(Records about charts and figures)
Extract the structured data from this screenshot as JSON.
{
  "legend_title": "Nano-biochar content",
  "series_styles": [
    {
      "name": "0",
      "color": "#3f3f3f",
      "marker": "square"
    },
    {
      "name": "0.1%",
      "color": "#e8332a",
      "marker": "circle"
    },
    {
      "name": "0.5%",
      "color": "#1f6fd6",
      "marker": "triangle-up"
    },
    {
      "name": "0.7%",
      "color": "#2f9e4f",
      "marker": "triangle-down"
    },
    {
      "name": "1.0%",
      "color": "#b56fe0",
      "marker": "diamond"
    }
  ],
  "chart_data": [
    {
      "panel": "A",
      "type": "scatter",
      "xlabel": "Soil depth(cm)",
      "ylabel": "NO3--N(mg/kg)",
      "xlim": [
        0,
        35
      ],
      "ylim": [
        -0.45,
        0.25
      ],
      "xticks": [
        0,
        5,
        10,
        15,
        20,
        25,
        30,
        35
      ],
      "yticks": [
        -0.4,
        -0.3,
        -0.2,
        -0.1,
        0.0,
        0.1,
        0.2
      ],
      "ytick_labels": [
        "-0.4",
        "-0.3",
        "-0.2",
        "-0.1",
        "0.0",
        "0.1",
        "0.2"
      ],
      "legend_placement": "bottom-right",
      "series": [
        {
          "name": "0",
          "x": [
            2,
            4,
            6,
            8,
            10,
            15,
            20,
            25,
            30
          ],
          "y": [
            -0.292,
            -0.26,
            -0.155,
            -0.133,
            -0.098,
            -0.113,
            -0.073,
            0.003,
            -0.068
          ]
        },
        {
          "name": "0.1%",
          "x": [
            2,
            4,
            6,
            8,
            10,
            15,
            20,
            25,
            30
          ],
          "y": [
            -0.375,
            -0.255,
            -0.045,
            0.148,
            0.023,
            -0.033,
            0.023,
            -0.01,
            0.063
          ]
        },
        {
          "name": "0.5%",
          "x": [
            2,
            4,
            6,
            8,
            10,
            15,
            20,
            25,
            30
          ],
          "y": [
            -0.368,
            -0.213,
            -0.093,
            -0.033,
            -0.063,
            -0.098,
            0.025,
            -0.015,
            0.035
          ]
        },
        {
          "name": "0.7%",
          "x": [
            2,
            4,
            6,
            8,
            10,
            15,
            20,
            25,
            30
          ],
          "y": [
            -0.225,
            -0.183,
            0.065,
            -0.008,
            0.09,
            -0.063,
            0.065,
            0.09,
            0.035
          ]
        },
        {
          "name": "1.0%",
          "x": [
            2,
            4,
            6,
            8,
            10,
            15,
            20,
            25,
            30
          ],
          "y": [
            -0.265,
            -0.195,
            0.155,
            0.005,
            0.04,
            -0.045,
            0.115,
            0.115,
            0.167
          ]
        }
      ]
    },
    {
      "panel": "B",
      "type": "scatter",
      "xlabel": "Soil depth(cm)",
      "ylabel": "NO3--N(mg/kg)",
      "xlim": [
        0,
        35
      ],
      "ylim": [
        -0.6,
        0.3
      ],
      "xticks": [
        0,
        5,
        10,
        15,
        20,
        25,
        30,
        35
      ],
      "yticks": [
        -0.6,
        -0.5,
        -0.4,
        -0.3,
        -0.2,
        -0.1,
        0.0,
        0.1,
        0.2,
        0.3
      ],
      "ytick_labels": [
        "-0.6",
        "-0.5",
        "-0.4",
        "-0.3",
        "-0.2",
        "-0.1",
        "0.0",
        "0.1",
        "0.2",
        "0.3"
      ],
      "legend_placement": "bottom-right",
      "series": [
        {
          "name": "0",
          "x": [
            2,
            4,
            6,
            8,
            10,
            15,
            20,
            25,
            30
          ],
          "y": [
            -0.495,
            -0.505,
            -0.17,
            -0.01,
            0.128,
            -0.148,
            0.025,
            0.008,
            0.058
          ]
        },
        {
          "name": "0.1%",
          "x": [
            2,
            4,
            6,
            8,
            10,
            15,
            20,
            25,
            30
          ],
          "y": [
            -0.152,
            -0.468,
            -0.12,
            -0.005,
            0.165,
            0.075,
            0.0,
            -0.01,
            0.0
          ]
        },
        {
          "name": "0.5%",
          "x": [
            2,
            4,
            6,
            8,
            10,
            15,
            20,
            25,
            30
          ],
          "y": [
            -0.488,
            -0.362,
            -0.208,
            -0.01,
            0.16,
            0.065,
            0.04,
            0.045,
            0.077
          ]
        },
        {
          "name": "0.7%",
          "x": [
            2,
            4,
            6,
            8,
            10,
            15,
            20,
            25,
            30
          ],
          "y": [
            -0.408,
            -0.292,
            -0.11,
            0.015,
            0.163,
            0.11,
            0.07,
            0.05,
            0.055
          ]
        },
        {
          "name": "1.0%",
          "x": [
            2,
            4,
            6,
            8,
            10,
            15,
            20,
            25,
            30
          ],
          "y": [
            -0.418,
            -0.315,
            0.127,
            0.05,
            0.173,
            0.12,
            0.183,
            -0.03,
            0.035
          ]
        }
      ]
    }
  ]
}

→ DIRECTIONS FOR THIS TASK
Output all of the data again. Match it exactly.

→ COMPLETED EXERCISE
Extract the structured data from this screenshot as JSON.
{
  "legend_title": "Nano-biochar content",
  "series_styles": [
    {
      "name": "0",
      "color": "#3f3f3f",
      "marker": "square"
    },
    {
      "name": "0.1%",
      "color": "#e8332a",
      "marker": "circle"
    },
    {
      "name": "0.5%",
      "color": "#1f6fd6",
      "marker": "triangle-up"
    },
    {
      "name": "0.7%",
      "color": "#2f9e4f",
      "marker": "triangle-down"
    },
    {
      "name": "1.0%",
      "color": "#b56fe0",
      "marker": "diamond"
    }
  ],
  "chart_data": [
    {
      "panel": "A",
      "type": "scatter",
      "xlabel": "Soil depth(cm)",
      "ylabel": "NO3--N(mg/kg)",
      "xlim": [
        0,
        35
      ],
      "ylim": [
        -0.45,
        0.25
      ],
      "xticks": [
        0,
        5,
        10,
        15,
        20,
        25,
        30,
        35
      ],
      "yticks": [
        -0.4,
        -0.3,
        -0.2,
        -0.1,
        0.0,
        0.1,
        0.2
      ],
      "ytick_labels": [
        "-0.4",
        "-0.3",
        "-0.2",
        "-0.1",
        "0.0",
        "0.1",
        "0.2"
      ],
      "legend_placement": "bottom-right",
      "series": [
        {
          "name": "0",
          "x": [
            2,
            4,
            6,
            8,
            10,
            15,
            20,
            25,
            30
          ],
          "y": [
            -0.292,
            -0.26,
            -0.155,
            -0.133,
            -0.098,
            -0.113,
            -0.073,
            0.003,
            -0.068
          ]
        },
        {
          "name": "0.1%",
          "x": [
            2,
            4,
            6,
            8,
            10,
            15,
            20,
            25,
            30
          ],
          "y": [
            -0.375,
            -0.255,
            -0.045,
            0.148,
            0.023,
            -0.033,
            0.023,
            -0.01,
            0.063
          ]
        },
        {
          "name": "0.5%",
          "x": [
            2,
            4,
            6,
            8,
            10,
            15,
            20,
            25,
            30
          ],
          "y": [
            -0.368,
            -0.213,
            -0.093,
            -0.033,
            -0.063,
            -0.098,
            0.025,
            -0.015,
            0.035
          ]
        },
        {
          "name": "0.7%",
          "x": [
            2,
            4,
            6,
            8,
            10,
            15,
            20,
            25,
            30
          ],
          "y": [
            -0.225,
            -0.183,
            0.065,
            -0.008,
            0.09,
            -0.063,
            0.065,
            0.09,
            0.035
          ]
        },
        {
          "name": "1.0%",
          "x": [
            2,
            4,
            6,
            8,
            10,
            15,
            20,
            25,
            30
          ],
          "y": [
            -0.265,
            -0.195,
            0.155,
            0.005,
            0.04,
            -0.045,
            0.115,
            0.115,
            0.167
          ]
        }
      ]
    },
    {
      "panel": "B",
      "type": "scatter",
      "xlabel": "Soil depth(cm)",
      "ylabel": "NO3--N(mg/kg)",
      "xlim": [
        0,
        35
      ],
      "ylim": [
        -0.6,
        0.3
      ],
      "xticks": [
        0,
        5,
        10,
        15,
        20,
        25,
        30,
        35
      ],
      "yticks": [
        -0.6,
        -0.5,
        -0.4,
        -0.3,
        -0.2,
        -0.1,
        0.0,
        0.1,
        0.2,
        0.3
      ],
      "ytick_labels": [
        "-0.6",
        "-0.5",
        "-0.4",
        "-0.3",
        "-0.2",
        "-0.1",
        "0.0",
        "0.1",
        "0.2",
        "0.3"
      ],
      "legend_placement": "bottom-right",
      "series": [
        {
          "name": "0",
          "x": [
            2,
            4,
            6,
            8,
            10,
            15,
            20,
            25,
            30
          ],
          "y": [
            -0.495,
            -0.505,
            -0.17,
            -0.01,
            0.128,
            -0.148,
            0.025,
            0.008,
            0.058
          ]
        },
        {
          "name": "0.1%",
          "x": [
            2,
            4,
            6,
            8,
            10,
            15,
            20,
            25,
            30
          ],
          "y": [
            -0.152,
            -0.468,
            -0.12,
            -0.005,
            0.165,
            0.075,
            0.0,
            -0.01,
            0.0
          ]
        },
        {
          "name": "0.5%",
          "x": [
            2,
            4,
            6,
            8,
            10,
            15,
            20,
            25,
            30
          ],
          "y": [
            -0.488,
            -0.362,
            -0.208,
            -0.01,
            0.16,
            0.065,
            0.04,
            0.045,
            0.077
          ]
        },
        {
          "name": "0.7%",
          "x": [
            2,
            4,
            6,
            8,
            10,
            15,
            20,
            25,
            30
          ],
          "y": [
            -0.408,
            -0.292,
            -0.11,
            0.015,
            0.163,
            0.11,
            0.07,
            0.05,
            0.055
          ]
        },
        {
          "name": "1.0%",
          "x": [
            2,
            4,
            6,
            8,
            10,
            15,
            20,
            25,
            30
          ],
          "y": [
            -0.418,
            -0.315,
            0.127,
            0.05,
            0.173,
            0.12,
            0.183,
            -0.03,
            0.035
          ]
        }
      ]
    }
  ]
}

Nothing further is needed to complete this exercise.